◆ GIVEN REQUEST: Check each line of the records for "members"; collect those that have it.

◆ GIVEN INFORMATION:
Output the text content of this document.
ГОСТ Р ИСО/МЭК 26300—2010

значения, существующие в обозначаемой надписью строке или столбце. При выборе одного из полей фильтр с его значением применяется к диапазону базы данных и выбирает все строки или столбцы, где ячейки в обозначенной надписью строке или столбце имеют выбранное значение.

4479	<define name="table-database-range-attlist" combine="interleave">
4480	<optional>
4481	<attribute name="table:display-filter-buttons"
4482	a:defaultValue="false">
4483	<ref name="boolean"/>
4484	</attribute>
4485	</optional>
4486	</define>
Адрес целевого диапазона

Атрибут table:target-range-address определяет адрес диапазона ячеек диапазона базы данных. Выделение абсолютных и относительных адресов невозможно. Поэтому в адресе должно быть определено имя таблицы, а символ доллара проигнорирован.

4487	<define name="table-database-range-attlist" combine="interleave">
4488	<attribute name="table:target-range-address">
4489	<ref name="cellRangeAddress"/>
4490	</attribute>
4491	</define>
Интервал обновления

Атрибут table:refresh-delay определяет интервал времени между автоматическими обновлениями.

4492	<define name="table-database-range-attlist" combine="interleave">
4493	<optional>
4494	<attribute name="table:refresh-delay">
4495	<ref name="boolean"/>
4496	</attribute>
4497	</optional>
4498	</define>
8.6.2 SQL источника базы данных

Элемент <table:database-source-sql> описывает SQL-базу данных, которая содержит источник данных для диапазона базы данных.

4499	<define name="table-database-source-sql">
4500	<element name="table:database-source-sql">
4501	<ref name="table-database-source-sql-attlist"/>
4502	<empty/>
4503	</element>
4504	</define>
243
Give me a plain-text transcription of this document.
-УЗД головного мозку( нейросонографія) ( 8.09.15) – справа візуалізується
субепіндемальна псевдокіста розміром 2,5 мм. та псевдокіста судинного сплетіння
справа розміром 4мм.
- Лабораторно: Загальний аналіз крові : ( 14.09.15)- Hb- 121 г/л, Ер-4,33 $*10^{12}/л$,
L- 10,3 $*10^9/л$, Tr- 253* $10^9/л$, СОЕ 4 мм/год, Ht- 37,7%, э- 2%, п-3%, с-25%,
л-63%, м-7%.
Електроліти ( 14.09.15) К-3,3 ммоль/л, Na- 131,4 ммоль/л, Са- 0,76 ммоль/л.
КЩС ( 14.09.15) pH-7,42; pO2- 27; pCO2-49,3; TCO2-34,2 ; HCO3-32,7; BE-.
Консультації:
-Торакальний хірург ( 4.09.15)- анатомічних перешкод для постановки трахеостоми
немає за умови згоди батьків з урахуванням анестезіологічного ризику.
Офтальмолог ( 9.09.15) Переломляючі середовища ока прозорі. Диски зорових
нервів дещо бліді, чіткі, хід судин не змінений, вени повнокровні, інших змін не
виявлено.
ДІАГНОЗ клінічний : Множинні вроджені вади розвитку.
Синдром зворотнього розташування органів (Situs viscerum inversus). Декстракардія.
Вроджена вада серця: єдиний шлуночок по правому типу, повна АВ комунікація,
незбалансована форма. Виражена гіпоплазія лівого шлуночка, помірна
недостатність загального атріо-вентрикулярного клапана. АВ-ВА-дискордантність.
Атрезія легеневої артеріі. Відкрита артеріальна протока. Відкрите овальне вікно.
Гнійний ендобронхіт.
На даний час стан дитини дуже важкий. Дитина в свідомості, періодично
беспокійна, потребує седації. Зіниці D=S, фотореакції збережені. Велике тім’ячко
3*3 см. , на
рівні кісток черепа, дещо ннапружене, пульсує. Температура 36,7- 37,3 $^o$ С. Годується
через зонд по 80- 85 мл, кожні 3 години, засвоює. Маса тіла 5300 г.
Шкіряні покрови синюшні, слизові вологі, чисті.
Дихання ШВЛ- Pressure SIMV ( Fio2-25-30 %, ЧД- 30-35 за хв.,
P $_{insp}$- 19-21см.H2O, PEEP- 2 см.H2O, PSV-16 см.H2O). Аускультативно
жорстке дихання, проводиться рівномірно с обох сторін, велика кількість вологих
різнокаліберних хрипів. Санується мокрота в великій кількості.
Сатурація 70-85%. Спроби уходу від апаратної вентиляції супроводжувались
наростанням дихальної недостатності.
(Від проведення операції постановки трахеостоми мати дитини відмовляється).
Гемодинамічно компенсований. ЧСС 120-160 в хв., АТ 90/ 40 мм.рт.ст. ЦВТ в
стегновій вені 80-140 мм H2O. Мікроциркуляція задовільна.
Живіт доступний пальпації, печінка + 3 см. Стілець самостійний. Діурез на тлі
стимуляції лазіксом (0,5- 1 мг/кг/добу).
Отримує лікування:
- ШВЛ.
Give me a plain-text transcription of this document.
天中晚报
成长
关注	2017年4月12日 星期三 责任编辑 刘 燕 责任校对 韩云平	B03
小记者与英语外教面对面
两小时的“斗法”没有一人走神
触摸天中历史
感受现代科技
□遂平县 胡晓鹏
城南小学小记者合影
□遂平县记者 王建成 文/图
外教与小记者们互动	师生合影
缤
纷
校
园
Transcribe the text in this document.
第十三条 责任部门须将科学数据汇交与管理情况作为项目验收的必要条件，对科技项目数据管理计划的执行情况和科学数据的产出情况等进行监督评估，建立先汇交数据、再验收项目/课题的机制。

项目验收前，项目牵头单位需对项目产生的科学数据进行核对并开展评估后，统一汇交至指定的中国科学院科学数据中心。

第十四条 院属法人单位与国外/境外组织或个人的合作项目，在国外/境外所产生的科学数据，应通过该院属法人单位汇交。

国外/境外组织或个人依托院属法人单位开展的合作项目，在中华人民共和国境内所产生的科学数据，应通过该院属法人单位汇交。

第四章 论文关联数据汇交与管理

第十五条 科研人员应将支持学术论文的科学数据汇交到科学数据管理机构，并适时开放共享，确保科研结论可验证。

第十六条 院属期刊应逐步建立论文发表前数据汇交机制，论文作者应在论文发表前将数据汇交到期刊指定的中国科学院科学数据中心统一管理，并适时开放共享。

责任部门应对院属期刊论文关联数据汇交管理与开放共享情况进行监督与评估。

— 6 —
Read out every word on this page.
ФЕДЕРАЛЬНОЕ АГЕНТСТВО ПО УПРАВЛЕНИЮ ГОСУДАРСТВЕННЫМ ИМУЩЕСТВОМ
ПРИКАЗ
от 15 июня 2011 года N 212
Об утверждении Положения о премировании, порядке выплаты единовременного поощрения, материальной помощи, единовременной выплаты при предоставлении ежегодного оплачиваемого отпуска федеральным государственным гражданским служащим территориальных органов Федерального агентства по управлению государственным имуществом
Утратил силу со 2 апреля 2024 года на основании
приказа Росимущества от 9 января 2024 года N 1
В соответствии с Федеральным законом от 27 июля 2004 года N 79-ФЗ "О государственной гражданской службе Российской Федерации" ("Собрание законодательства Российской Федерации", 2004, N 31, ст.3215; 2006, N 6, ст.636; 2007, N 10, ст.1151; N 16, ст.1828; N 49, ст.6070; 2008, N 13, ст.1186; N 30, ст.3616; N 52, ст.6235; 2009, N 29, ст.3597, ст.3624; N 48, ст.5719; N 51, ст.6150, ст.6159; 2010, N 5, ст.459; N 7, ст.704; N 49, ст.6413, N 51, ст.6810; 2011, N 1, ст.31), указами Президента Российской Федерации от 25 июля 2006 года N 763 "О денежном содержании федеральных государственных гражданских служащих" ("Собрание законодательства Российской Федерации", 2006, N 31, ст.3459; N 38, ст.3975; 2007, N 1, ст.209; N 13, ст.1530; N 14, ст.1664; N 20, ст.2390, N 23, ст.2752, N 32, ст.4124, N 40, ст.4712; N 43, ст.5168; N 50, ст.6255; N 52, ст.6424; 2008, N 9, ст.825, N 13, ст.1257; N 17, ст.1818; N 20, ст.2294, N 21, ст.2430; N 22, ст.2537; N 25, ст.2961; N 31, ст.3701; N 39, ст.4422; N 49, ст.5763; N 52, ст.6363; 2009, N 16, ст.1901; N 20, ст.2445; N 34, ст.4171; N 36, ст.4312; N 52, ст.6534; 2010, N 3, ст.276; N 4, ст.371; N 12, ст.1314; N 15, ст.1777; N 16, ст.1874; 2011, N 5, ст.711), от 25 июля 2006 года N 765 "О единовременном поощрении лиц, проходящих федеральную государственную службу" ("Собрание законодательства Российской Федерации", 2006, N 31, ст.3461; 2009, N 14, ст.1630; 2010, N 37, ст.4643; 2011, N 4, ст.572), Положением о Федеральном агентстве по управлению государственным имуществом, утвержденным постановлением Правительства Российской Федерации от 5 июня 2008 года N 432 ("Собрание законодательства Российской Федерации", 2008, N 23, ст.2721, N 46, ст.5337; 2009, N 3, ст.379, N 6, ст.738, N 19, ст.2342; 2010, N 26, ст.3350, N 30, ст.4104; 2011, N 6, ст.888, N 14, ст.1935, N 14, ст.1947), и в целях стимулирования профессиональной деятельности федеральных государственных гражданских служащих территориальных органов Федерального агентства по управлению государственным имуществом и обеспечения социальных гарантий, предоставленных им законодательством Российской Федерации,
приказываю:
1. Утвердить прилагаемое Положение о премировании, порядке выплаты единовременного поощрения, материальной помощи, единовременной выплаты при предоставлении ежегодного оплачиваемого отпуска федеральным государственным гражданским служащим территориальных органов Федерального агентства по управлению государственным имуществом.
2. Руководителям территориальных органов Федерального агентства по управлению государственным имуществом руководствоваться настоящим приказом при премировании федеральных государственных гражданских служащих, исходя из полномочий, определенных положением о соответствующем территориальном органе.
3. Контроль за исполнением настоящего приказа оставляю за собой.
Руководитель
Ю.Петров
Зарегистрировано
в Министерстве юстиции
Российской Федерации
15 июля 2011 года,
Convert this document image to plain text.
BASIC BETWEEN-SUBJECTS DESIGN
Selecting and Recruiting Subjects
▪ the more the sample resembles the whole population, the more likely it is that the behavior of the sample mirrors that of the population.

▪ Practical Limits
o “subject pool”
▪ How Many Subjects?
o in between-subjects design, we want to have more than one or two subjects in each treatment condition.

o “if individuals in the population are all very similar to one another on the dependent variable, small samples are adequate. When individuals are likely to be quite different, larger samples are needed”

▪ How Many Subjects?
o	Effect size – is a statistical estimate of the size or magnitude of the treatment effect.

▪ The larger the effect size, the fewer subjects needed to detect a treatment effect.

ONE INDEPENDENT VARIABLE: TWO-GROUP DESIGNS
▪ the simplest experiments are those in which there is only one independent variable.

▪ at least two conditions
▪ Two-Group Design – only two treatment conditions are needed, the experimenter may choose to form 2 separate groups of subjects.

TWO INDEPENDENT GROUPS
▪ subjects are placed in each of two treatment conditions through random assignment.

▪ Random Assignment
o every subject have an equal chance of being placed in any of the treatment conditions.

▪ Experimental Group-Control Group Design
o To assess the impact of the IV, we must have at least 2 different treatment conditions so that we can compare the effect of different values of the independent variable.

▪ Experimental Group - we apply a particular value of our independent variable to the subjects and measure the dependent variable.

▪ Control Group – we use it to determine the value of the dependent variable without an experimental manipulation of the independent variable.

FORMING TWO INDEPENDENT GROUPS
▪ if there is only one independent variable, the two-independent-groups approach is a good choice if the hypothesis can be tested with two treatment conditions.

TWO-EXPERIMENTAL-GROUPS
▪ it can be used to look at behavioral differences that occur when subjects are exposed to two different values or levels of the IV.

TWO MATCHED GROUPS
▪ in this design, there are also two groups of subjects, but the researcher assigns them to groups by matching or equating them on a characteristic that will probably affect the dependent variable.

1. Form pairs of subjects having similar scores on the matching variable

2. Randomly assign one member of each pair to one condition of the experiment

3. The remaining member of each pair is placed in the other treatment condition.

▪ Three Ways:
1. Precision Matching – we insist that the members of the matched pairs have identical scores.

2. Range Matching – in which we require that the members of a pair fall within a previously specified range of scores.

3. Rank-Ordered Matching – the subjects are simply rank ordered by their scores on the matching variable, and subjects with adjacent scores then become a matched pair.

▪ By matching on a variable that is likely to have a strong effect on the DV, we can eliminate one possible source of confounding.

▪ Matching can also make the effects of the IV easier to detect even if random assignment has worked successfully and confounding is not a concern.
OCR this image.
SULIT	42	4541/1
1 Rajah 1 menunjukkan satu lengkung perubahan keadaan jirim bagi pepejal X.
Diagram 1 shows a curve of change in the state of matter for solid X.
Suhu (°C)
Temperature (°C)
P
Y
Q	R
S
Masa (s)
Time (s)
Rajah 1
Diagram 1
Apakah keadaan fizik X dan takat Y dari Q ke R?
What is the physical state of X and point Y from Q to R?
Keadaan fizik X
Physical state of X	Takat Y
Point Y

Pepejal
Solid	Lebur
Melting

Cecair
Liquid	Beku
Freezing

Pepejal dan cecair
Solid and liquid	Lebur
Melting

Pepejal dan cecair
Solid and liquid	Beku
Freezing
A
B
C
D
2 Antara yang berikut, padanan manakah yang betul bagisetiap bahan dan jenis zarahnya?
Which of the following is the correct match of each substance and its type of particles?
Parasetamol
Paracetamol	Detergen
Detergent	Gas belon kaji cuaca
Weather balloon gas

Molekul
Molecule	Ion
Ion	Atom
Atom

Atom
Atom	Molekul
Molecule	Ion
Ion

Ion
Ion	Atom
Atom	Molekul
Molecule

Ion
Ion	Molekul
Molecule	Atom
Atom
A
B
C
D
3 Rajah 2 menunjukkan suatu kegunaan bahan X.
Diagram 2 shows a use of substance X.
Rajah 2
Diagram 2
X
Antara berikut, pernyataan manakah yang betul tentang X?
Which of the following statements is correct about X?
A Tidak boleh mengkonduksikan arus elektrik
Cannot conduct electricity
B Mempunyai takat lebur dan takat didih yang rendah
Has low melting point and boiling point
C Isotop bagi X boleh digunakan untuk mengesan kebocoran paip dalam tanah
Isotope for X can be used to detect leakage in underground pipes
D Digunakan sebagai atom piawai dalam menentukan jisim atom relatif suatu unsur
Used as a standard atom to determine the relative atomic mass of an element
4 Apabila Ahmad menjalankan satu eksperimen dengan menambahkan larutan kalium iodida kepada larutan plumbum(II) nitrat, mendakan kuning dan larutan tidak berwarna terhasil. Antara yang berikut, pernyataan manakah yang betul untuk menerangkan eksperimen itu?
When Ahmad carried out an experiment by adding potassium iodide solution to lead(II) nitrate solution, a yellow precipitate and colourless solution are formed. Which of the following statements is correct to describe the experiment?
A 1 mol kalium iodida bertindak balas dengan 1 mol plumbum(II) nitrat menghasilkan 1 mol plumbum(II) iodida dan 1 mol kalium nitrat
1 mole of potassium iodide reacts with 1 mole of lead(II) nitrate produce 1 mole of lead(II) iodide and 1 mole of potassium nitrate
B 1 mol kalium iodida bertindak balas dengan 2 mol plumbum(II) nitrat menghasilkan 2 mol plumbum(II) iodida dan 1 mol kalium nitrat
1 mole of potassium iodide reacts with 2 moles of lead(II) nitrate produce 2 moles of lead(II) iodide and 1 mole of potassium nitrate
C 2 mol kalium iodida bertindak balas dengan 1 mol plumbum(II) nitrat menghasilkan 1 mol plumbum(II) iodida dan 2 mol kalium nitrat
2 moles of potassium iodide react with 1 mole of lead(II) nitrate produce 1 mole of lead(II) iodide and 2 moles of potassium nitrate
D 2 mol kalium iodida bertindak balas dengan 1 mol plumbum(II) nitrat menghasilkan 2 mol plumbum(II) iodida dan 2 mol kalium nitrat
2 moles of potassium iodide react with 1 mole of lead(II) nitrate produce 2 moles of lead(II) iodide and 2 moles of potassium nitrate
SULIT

◆ EXERCISE RESULT:
1. Precision Matching – we insist that the members of the matched pairs have identical scores.
2. Range Matching – in which we require that the members of a pair fall within a previously specified range of scores.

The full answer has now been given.